• PROBLEM REQUIREMENTS: Each line below should be quoted exactly, please.

___ DATA TO USE

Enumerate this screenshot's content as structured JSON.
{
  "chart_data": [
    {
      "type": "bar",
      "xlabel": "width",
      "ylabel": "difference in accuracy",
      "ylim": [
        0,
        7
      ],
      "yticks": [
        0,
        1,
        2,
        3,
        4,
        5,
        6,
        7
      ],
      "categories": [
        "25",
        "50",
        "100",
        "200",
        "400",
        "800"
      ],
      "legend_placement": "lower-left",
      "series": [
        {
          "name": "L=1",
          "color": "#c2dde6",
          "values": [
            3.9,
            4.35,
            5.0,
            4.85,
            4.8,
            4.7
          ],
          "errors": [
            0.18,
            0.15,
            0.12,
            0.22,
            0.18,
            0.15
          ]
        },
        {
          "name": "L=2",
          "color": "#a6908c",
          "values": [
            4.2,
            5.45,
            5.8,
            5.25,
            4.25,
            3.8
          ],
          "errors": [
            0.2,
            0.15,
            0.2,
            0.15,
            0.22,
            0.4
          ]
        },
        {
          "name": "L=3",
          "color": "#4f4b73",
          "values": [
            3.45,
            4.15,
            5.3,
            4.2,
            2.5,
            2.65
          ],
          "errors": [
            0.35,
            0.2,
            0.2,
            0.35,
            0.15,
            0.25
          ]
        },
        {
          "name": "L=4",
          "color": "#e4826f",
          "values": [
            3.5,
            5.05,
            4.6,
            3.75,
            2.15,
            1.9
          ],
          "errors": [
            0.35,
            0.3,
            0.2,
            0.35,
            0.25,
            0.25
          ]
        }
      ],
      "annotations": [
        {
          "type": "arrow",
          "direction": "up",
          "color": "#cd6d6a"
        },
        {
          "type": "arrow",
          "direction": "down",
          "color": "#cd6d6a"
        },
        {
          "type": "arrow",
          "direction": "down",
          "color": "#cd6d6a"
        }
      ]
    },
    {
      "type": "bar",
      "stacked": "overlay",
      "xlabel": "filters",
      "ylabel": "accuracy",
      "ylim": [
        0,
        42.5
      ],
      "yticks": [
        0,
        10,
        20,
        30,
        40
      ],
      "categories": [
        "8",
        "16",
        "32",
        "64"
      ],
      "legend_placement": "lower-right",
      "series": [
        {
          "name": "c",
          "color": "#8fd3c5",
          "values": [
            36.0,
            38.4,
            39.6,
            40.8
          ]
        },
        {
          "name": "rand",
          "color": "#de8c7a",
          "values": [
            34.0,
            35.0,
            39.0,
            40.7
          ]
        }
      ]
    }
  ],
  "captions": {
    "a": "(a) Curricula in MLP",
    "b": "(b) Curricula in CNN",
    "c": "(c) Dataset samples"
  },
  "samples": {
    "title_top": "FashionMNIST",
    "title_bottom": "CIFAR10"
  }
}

______

• SOLUTION TO THIS PROBLEM:
Enumerate this screenshot's content as structured JSON.
{
  "chart_data": [
    {
      "type": "bar",
      "xlabel": "width",
      "ylabel": "difference in accuracy",
      "ylim": [
        0,
        7
      ],
      "yticks": [
        0,
        1,
        2,
        3,
        4,
        5,
        6,
        7
      ],
      "categories": [
        "25",
        "50",
        "100",
        "200",
        "400",
        "800"
      ],
      "legend_placement": "lower-left",
      "series": [
        {
          "name": "L=1",
          "color": "#c2dde6",
          "values": [
            3.9,
            4.35,
            5.0,
            4.85,
            4.8,
            4.7
          ],
          "errors": [
            0.18,
            0.15,
            0.12,
            0.22,
            0.18,
            0.15
          ]
        },
        {
          "name": "L=2",
          "color": "#a6908c",
          "values": [
            4.2,
            5.45,
            5.8,
            5.25,
            4.25,
            3.8
          ],
          "errors": [
            0.2,
            0.15,
            0.2,
            0.15,
            0.22,
            0.4
          ]
        },
        {
          "name": "L=3",
          "color": "#4f4b73",
          "values": [
            3.45,
            4.15,
            5.3,
            4.2,
            2.5,
            2.65
          ],
          "errors": [
            0.35,
            0.2,
            0.2,
            0.35,
            0.15,
            0.25
          ]
        },
        {
          "name": "L=4",
          "color": "#e4826f",
          "values": [
            3.5,
            5.05,
            4.6,
            3.75,
            2.15,
            1.9
          ],
          "errors": [
            0.35,
            0.3,
            0.2,
            0.35,
            0.25,
            0.25
          ]
        }
      ],
      "annotations": [
        {
          "type": "arrow",
          "direction": "up",
          "color": "#cd6d6a"
        },
        {
          "type": "arrow",
          "direction": "down",
          "color": "#cd6d6a"
        },
        {
          "type": "arrow",
          "direction": "down",
          "color": "#cd6d6a"
        }
      ]
    },
    {
      "type": "bar",
      "stacked": "overlay",
      "xlabel": "filters",
      "ylabel": "accuracy",
      "ylim": [
        0,
        42.5
      ],
      "yticks": [
        0,
        10,
        20,
        30,
        40
      ],
      "categories": [
        "8",
        "16",
        "32",
        "64"
      ],
      "legend_placement": "lower-right",
      "series": [
        {
          "name": "c",
          "color": "#8fd3c5",
          "values": [
            36.0,
            38.4,
            39.6,
            40.8
          ]
        },
        {
          "name": "rand",
          "color": "#de8c7a",
          "values": [
            34.0,
            35.0,
            39.0,
            40.7
          ]
        }
      ]
    }
  ],
  "captions": {
    "a": "(a) Curricula in MLP",
    "b": "(b) Curricula in CNN",
    "c": "(c) Dataset samples"
  },
  "samples": {
    "title_top": "FashionMNIST",
    "title_bottom": "CIFAR10"
  }
}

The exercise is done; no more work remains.